* What you have to do *
Omit the pictures and output every entry below exactly as written.

-- Start of Material for this task --

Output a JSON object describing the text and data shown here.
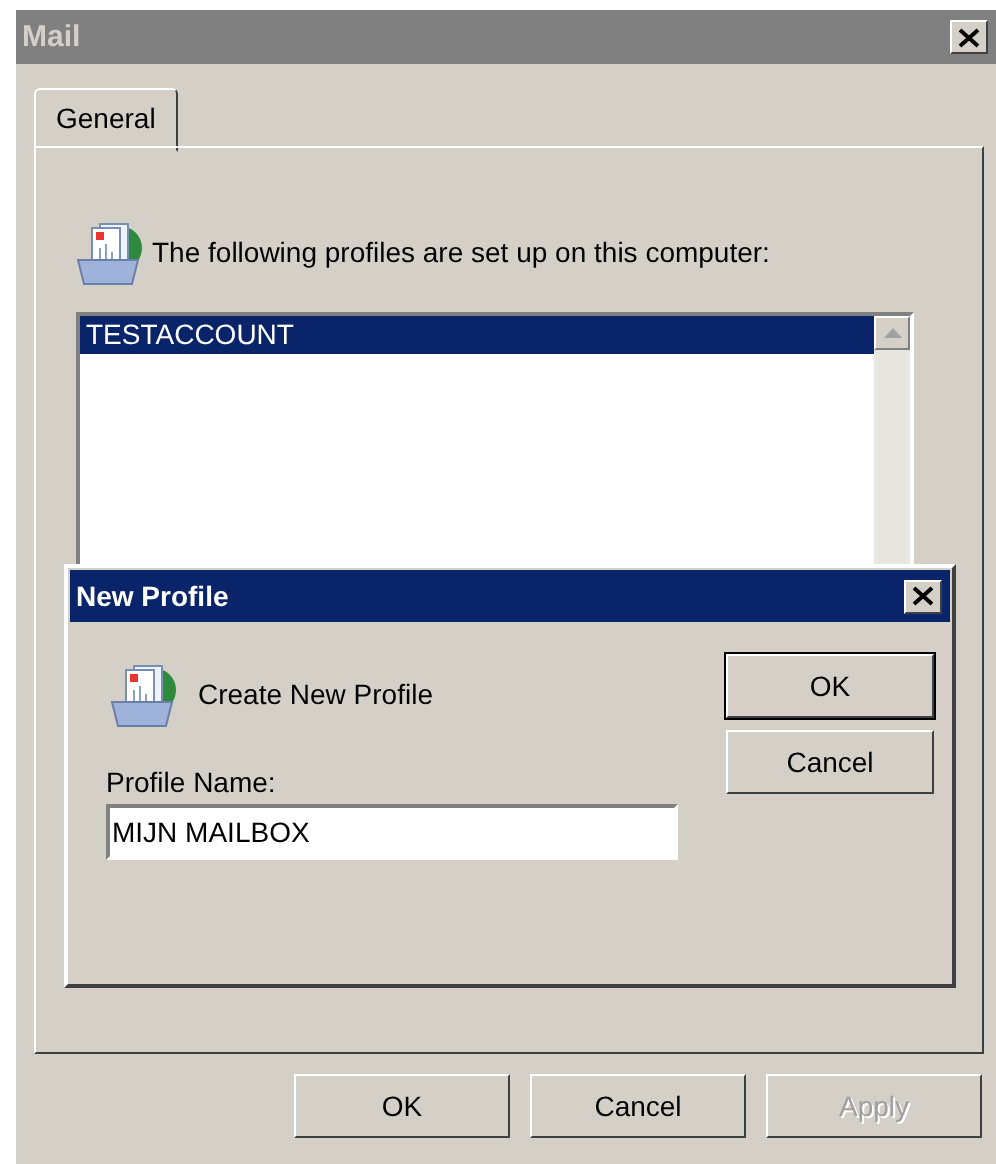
{
  "window": {
    "title": "Mail",
    "active": false
  },
  "tabs": [
    {
      "label": "General",
      "selected": true
    }
  ],
  "intro": "The following profiles are set up on this computer:",
  "profiles": [
    {
      "name": "TESTACCOUNT",
      "selected": true
    }
  ],
  "dialog": {
    "title": "New Profile",
    "heading": "Create New Profile",
    "field_label": "Profile Name:",
    "field_value": "MIJN MAILBOX",
    "buttons": [
      {
        "label": "OK",
        "default": true
      },
      {
        "label": "Cancel",
        "default": false
      }
    ]
  },
  "buttons": [
    {
      "label": "OK",
      "disabled": false
    },
    {
      "label": "Cancel",
      "disabled": false
    },
    {
      "label": "Apply",
      "disabled": true
    }
  ]
}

-- End of Material for this task --

* Full response *
Output a JSON object describing the text and data shown here.
{
  "window": {
    "title": "Mail",
    "active": false
  },
  "tabs": [
    {
      "label": "General",
      "selected": true
    }
  ],
  "intro": "The following profiles are set up on this computer:",
  "profiles": [
    {
      "name": "TESTACCOUNT",
      "selected": true
    }
  ],
  "dialog": {
    "title": "New Profile",
    "heading": "Create New Profile",
    "field_label": "Profile Name:",
    "field_value": "MIJN MAILBOX",
    "buttons": [
      {
        "label": "OK",
        "default": true
      },
      {
        "label": "Cancel",
        "default": false
      }
    ]
  },
  "buttons": [
    {
      "label": "OK",
      "disabled": false
    },
    {
      "label": "Cancel",
      "disabled": false
    },
    {
      "label": "Apply",
      "disabled": true
    }
  ]
}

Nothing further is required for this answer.